## [Source material]

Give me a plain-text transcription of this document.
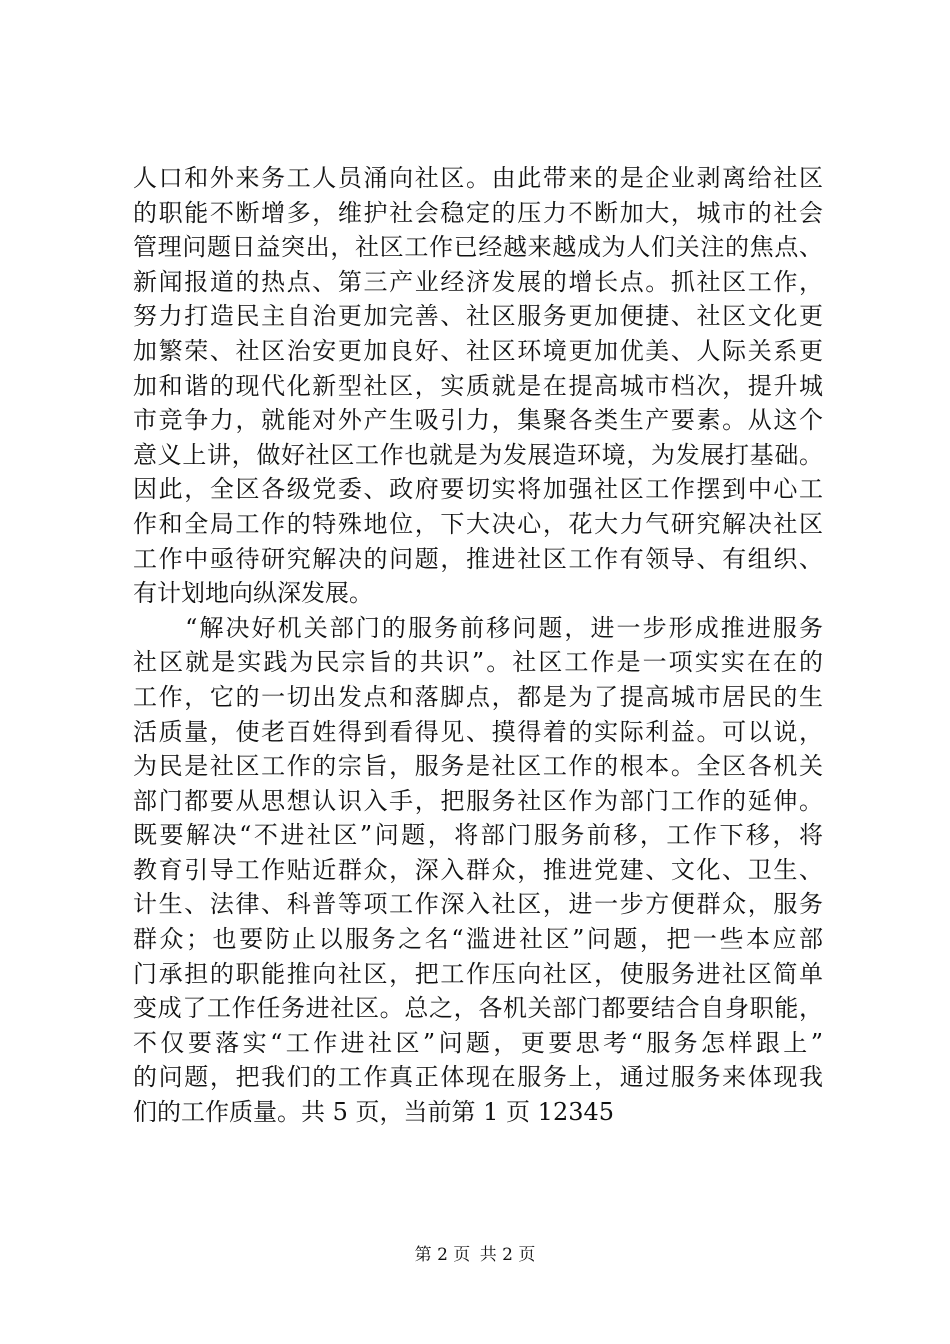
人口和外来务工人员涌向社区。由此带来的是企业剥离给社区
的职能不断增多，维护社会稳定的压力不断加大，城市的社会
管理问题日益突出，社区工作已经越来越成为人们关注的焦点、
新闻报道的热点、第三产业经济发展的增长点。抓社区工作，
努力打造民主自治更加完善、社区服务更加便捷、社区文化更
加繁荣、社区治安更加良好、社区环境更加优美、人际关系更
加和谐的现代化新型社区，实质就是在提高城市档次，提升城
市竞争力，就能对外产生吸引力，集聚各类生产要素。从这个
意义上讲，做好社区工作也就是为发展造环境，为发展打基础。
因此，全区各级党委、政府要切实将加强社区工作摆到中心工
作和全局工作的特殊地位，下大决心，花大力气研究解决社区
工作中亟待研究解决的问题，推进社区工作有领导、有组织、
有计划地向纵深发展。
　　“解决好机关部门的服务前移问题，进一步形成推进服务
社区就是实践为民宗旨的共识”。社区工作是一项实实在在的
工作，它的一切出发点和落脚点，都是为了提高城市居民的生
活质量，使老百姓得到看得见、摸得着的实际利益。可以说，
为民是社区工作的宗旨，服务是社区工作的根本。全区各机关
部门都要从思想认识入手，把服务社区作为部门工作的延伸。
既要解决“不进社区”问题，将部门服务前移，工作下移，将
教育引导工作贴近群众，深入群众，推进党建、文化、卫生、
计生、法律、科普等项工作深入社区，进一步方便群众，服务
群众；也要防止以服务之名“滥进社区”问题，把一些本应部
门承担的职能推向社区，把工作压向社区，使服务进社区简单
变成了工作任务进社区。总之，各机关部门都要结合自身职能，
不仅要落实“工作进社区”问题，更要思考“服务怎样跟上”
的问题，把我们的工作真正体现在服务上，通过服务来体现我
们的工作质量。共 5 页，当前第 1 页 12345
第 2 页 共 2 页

## [Brief]
Repeat the material above word for word, please, apart from its images.

## [Solution for this problem]
Give me a plain-text transcription of this document.
人口和外来务工人员涌向社区。由此带来的是企业剥离给社区
的职能不断增多，维护社会稳定的压力不断加大，城市的社会
管理问题日益突出，社区工作已经越来越成为人们关注的焦点、
新闻报道的热点、第三产业经济发展的增长点。抓社区工作，
努力打造民主自治更加完善、社区服务更加便捷、社区文化更
加繁荣、社区治安更加良好、社区环境更加优美、人际关系更
加和谐的现代化新型社区，实质就是在提高城市档次，提升城
市竞争力，就能对外产生吸引力，集聚各类生产要素。从这个
意义上讲，做好社区工作也就是为发展造环境，为发展打基础。
因此，全区各级党委、政府要切实将加强社区工作摆到中心工
作和全局工作的特殊地位，下大决心，花大力气研究解决社区
工作中亟待研究解决的问题，推进社区工作有领导、有组织、
有计划地向纵深发展。
　　“解决好机关部门的服务前移问题，进一步形成推进服务
社区就是实践为民宗旨的共识”。社区工作是一项实实在在的
工作，它的一切出发点和落脚点，都是为了提高城市居民的生
活质量，使老百姓得到看得见、摸得着的实际利益。可以说，
为民是社区工作的宗旨，服务是社区工作的根本。全区各机关
部门都要从思想认识入手，把服务社区作为部门工作的延伸。
既要解决“不进社区”问题，将部门服务前移，工作下移，将
教育引导工作贴近群众，深入群众，推进党建、文化、卫生、
计生、法律、科普等项工作深入社区，进一步方便群众，服务
群众；也要防止以服务之名“滥进社区”问题，把一些本应部
门承担的职能推向社区，把工作压向社区，使服务进社区简单
变成了工作任务进社区。总之，各机关部门都要结合自身职能，
不仅要落实“工作进社区”问题，更要思考“服务怎样跟上”
的问题，把我们的工作真正体现在服务上，通过服务来体现我
们的工作质量。共 5 页，当前第 1 页 12345
第 2 页 共 2 页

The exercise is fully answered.